Task brief: Of all the lines in the material below, how many include the string "Na₂CO₃"? Give the number only.

[Stored records]
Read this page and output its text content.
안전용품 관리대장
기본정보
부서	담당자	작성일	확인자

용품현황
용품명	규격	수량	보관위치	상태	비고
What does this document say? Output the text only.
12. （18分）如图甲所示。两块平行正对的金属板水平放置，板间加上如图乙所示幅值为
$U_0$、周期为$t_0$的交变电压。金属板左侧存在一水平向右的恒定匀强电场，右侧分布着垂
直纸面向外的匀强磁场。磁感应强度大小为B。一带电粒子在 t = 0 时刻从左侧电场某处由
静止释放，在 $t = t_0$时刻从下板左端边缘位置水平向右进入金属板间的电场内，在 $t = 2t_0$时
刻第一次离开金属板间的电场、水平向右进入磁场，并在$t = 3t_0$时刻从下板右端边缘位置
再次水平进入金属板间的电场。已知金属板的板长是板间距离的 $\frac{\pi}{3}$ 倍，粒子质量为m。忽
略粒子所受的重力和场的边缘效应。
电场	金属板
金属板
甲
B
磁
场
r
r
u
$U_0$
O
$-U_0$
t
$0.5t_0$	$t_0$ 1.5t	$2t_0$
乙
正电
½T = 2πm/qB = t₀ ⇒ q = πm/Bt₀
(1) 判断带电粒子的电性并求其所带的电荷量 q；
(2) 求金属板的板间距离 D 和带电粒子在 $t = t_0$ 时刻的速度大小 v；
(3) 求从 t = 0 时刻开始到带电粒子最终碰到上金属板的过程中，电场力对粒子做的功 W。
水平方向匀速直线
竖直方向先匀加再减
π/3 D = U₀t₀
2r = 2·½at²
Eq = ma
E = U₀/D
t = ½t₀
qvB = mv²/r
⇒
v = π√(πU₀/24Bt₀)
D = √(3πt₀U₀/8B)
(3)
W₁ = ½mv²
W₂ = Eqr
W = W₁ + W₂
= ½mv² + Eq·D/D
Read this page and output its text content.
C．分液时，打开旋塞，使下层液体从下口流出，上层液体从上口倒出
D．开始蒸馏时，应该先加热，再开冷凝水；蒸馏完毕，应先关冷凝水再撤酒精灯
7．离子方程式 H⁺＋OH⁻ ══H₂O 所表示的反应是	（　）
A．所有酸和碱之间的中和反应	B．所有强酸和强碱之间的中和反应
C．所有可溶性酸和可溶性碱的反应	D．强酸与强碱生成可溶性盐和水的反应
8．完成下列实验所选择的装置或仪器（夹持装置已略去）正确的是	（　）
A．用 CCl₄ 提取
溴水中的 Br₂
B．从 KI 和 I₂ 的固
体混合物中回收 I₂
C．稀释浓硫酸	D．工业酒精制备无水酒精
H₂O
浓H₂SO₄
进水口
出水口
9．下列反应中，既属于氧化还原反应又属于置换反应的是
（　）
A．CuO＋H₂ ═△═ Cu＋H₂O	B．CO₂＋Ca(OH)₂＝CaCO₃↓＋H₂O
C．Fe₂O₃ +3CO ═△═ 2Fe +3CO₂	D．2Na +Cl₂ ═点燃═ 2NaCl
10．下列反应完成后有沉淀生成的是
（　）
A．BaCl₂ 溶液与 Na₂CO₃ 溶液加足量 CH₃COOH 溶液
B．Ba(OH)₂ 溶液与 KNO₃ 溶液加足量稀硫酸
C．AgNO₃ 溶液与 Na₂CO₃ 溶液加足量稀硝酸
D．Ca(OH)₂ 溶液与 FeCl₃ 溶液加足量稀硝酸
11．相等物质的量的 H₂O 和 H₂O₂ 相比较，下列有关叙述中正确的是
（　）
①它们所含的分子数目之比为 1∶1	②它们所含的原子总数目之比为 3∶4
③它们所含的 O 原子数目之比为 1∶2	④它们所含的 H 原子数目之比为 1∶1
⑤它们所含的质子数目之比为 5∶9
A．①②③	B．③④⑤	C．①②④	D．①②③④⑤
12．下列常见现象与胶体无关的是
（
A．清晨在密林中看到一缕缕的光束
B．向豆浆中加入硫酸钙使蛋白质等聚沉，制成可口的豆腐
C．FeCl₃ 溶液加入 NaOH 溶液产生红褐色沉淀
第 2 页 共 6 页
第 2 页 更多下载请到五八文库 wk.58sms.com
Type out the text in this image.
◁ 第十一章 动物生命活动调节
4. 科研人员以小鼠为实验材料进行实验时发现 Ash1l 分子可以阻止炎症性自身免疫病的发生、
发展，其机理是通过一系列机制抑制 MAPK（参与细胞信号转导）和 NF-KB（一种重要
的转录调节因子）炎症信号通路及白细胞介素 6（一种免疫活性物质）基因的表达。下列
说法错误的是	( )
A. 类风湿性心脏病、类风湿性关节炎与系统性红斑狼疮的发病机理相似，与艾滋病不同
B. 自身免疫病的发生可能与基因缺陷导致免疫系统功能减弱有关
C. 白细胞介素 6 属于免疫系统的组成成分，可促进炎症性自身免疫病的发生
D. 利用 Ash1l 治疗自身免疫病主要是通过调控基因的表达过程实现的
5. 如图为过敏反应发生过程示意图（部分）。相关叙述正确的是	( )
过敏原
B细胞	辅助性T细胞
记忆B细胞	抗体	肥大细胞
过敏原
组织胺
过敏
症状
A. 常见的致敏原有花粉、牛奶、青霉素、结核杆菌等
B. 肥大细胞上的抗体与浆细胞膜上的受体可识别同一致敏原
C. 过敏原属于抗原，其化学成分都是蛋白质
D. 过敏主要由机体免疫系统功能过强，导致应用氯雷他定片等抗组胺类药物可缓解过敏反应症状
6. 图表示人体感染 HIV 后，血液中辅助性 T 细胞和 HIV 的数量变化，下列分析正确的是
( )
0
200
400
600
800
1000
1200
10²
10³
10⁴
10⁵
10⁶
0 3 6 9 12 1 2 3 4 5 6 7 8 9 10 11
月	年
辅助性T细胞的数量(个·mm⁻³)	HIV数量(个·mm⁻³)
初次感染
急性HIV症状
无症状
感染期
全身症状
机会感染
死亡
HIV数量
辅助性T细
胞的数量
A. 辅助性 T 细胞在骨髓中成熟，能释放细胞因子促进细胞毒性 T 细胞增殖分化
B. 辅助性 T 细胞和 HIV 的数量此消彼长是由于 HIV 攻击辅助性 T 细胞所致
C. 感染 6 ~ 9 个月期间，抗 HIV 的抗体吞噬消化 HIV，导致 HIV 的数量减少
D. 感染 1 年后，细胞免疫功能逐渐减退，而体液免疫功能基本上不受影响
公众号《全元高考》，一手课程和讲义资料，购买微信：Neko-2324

Complete response: 2